• **Job**: Each line should be copied exactly.

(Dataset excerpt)
begin
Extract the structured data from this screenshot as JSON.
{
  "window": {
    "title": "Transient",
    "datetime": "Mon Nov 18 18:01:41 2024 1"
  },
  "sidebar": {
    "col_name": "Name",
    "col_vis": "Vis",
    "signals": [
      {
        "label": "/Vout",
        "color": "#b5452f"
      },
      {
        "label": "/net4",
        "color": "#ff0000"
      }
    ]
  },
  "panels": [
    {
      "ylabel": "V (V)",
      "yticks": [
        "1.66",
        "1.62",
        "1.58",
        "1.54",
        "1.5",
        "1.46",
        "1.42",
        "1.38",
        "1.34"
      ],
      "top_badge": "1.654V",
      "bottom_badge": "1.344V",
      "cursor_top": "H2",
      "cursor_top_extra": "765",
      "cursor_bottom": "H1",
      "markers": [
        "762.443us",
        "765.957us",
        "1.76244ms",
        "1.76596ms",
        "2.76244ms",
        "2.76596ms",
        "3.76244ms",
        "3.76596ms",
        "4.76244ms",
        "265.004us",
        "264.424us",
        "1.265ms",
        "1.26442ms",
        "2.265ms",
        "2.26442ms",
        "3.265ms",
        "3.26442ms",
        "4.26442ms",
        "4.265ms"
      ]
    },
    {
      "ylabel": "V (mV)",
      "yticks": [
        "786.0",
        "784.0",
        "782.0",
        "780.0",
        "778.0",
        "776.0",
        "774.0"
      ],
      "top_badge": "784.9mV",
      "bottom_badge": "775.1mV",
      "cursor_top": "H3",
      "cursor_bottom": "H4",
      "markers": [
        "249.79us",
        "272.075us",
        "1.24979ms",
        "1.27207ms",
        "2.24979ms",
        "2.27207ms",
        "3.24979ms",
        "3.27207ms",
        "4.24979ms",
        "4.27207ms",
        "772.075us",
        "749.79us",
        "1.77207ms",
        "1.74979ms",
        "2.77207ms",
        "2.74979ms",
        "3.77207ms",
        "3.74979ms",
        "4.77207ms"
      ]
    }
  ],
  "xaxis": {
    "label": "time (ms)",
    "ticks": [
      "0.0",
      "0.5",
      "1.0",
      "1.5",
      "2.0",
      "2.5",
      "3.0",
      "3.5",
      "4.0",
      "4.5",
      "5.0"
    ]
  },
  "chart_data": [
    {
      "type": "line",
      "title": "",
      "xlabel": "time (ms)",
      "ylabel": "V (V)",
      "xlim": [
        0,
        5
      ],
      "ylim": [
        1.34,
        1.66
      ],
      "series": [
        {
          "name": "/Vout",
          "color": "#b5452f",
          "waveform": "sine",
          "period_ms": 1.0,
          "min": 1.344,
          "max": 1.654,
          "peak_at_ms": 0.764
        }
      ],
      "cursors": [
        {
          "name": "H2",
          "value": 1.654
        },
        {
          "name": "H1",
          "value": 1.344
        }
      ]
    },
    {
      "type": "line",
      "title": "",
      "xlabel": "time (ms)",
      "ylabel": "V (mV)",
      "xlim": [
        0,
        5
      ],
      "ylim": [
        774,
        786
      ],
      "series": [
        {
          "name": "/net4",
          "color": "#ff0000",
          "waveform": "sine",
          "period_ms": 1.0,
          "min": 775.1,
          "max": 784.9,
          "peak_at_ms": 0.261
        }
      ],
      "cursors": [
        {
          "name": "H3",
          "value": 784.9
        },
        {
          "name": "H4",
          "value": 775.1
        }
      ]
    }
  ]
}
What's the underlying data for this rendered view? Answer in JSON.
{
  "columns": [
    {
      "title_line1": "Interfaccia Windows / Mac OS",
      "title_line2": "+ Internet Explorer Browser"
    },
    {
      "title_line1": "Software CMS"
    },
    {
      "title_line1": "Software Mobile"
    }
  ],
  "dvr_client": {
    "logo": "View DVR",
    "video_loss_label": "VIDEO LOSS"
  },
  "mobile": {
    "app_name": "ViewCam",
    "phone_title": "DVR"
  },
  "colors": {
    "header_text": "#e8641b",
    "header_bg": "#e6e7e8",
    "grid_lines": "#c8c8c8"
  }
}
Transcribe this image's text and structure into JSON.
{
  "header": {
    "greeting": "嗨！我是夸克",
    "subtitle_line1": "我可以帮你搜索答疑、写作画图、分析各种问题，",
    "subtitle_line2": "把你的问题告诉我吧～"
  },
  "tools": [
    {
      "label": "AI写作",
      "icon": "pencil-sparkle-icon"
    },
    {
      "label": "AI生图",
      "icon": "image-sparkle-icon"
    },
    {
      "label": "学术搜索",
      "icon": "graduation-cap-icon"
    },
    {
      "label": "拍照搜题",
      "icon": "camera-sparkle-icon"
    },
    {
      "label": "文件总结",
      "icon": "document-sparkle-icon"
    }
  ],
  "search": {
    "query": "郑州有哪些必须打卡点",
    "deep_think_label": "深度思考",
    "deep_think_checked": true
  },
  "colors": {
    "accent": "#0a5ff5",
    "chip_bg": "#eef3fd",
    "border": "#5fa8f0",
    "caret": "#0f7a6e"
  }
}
end
• **Response for this exercise**:
Extract the structured data from this screenshot as JSON.
{
  "window": {
    "title": "Transient",
    "datetime": "Mon Nov 18 18:01:41 2024 1"
  },
  "sidebar": {
    "col_name": "Name",
    "col_vis": "Vis",
    "signals": [
      {
        "label": "/Vout",
        "color": "#b5452f"
      },
      {
        "label": "/net4",
        "color": "#ff0000"
      }
    ]
  },
  "panels": [
    {
      "ylabel": "V (V)",
      "yticks": [
        "1.66",
        "1.62",
        "1.58",
        "1.54",
        "1.5",
        "1.46",
        "1.42",
        "1.38",
        "1.34"
      ],
      "top_badge": "1.654V",
      "bottom_badge": "1.344V",
      "cursor_top": "H2",
      "cursor_top_extra": "765",
      "cursor_bottom": "H1",
      "markers": [
        "762.443us",
        "765.957us",
        "1.76244ms",
        "1.76596ms",
        "2.76244ms",
        "2.76596ms",
        "3.76244ms",
        "3.76596ms",
        "4.76244ms",
        "265.004us",
        "264.424us",
        "1.265ms",
        "1.26442ms",
        "2.265ms",
        "2.26442ms",
        "3.265ms",
        "3.26442ms",
        "4.26442ms",
        "4.265ms"
      ]
    },
    {
      "ylabel": "V (mV)",
      "yticks": [
        "786.0",
        "784.0",
        "782.0",
        "780.0",
        "778.0",
        "776.0",
        "774.0"
      ],
      "top_badge": "784.9mV",
      "bottom_badge": "775.1mV",
      "cursor_top": "H3",
      "cursor_bottom": "H4",
      "markers": [
        "249.79us",
        "272.075us",
        "1.24979ms",
        "1.27207ms",
        "2.24979ms",
        "2.27207ms",
        "3.24979ms",
        "3.27207ms",
        "4.24979ms",
        "4.27207ms",
        "772.075us",
        "749.79us",
        "1.77207ms",
        "1.74979ms",
        "2.77207ms",
        "2.74979ms",
        "3.77207ms",
        "3.74979ms",
        "4.77207ms"
      ]
    }
  ],
  "xaxis": {
    "label": "time (ms)",
    "ticks": [
      "0.0",
      "0.5",
      "1.0",
      "1.5",
      "2.0",
      "2.5",
      "3.0",
      "3.5",
      "4.0",
      "4.5",
      "5.0"
    ]
  },
  "chart_data": [
    {
      "type": "line",
      "title": "",
      "xlabel": "time (ms)",
      "ylabel": "V (V)",
      "xlim": [
        0,
        5
      ],
      "ylim": [
        1.34,
        1.66
      ],
      "series": [
        {
          "name": "/Vout",
          "color": "#b5452f",
          "waveform": "sine",
          "period_ms": 1.0,
          "min": 1.344,
          "max": 1.654,
          "peak_at_ms": 0.764
        }
      ],
      "cursors": [
        {
          "name": "H2",
          "value": 1.654
        },
        {
          "name": "H1",
          "value": 1.344
        }
      ]
    },
    {
      "type": "line",
      "title": "",
      "xlabel": "time (ms)",
      "ylabel": "V (mV)",
      "xlim": [
        0,
        5
      ],
      "ylim": [
        774,
        786
      ],
      "series": [
        {
          "name": "/net4",
          "color": "#ff0000",
          "waveform": "sine",
          "period_ms": 1.0,
          "min": 775.1,
          "max": 784.9,
          "peak_at_ms": 0.261
        }
      ],
      "cursors": [
        {
          "name": "H3",
          "value": 784.9
        },
        {
          "name": "H4",
          "value": 775.1
        }
      ]
    }
  ]
}
What's the underlying data for this rendered view? Answer in JSON.
{
  "columns": [
    {
      "title_line1": "Interfaccia Windows / Mac OS",
      "title_line2": "+ Internet Explorer Browser"
    },
    {
      "title_line1": "Software CMS"
    },
    {
      "title_line1": "Software Mobile"
    }
  ],
  "dvr_client": {
    "logo": "View DVR",
    "video_loss_label": "VIDEO LOSS"
  },
  "mobile": {
    "app_name": "ViewCam",
    "phone_title": "DVR"
  },
  "colors": {
    "header_text": "#e8641b",
    "header_bg": "#e6e7e8",
    "grid_lines": "#c8c8c8"
  }
}
Transcribe this image's text and structure into JSON.
{
  "header": {
    "greeting": "嗨！我是夸克",
    "subtitle_line1": "我可以帮你搜索答疑、写作画图、分析各种问题，",
    "subtitle_line2": "把你的问题告诉我吧～"
  },
  "tools": [
    {
      "label": "AI写作",
      "icon": "pencil-sparkle-icon"
    },
    {
      "label": "AI生图",
      "icon": "image-sparkle-icon"
    },
    {
      "label": "学术搜索",
      "icon": "graduation-cap-icon"
    },
    {
      "label": "拍照搜题",
      "icon": "camera-sparkle-icon"
    },
    {
      "label": "文件总结",
      "icon": "document-sparkle-icon"
    }
  ],
  "search": {
    "query": "郑州有哪些必须打卡点",
    "deep_think_label": "深度思考",
    "deep_think_checked": true
  },
  "colors": {
    "accent": "#0a5ff5",
    "chip_bg": "#eef3fd",
    "border": "#5fa8f0",
    "caret": "#0f7a6e"
  }
}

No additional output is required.